* begin DATASET RECORDS *

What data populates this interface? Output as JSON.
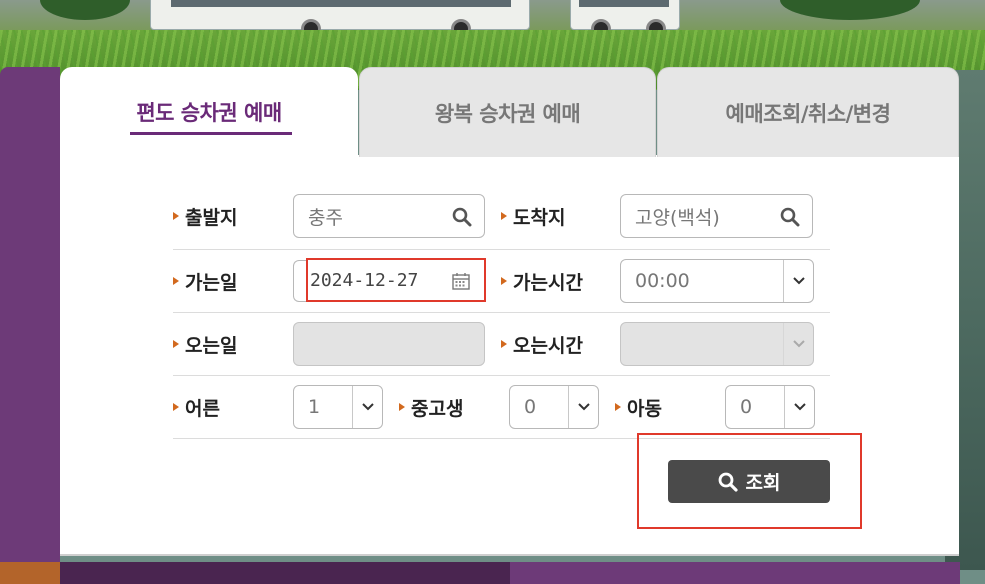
{
  "tabs": [
    {
      "label": "편도 승차권 예매",
      "active": true
    },
    {
      "label": "왕복 승차권 예매",
      "active": false
    },
    {
      "label": "예매조회/취소/변경",
      "active": false
    }
  ],
  "form": {
    "departure": {
      "label": "출발지",
      "value": "충주"
    },
    "arrival": {
      "label": "도착지",
      "value": "고양(백석)"
    },
    "depart_date": {
      "label": "가는일",
      "value": "2024-12-27"
    },
    "depart_time": {
      "label": "가는시간",
      "value": "00:00"
    },
    "return_date": {
      "label": "오는일",
      "value": ""
    },
    "return_time": {
      "label": "오는시간",
      "value": ""
    },
    "adult": {
      "label": "어른",
      "value": "1"
    },
    "student": {
      "label": "중고생",
      "value": "0"
    },
    "child": {
      "label": "아동",
      "value": "0"
    }
  },
  "search_button": {
    "label": "조회"
  },
  "colors": {
    "accent_purple": "#6a2a78",
    "highlight_red": "#e0392b",
    "arrow_orange": "#d2691e",
    "button_dark": "#4a4a4a"
  }
}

* end DATASET RECORDS *

Return the whole listing, word for word, and leave out every picture.

What data populates this interface? Output as JSON.
{
  "tabs": [
    {
      "label": "편도 승차권 예매",
      "active": true
    },
    {
      "label": "왕복 승차권 예매",
      "active": false
    },
    {
      "label": "예매조회/취소/변경",
      "active": false
    }
  ],
  "form": {
    "departure": {
      "label": "출발지",
      "value": "충주"
    },
    "arrival": {
      "label": "도착지",
      "value": "고양(백석)"
    },
    "depart_date": {
      "label": "가는일",
      "value": "2024-12-27"
    },
    "depart_time": {
      "label": "가는시간",
      "value": "00:00"
    },
    "return_date": {
      "label": "오는일",
      "value": ""
    },
    "return_time": {
      "label": "오는시간",
      "value": ""
    },
    "adult": {
      "label": "어른",
      "value": "1"
    },
    "student": {
      "label": "중고생",
      "value": "0"
    },
    "child": {
      "label": "아동",
      "value": "0"
    }
  },
  "search_button": {
    "label": "조회"
  },
  "colors": {
    "accent_purple": "#6a2a78",
    "highlight_red": "#e0392b",
    "arrow_orange": "#d2691e",
    "button_dark": "#4a4a4a"
  }
}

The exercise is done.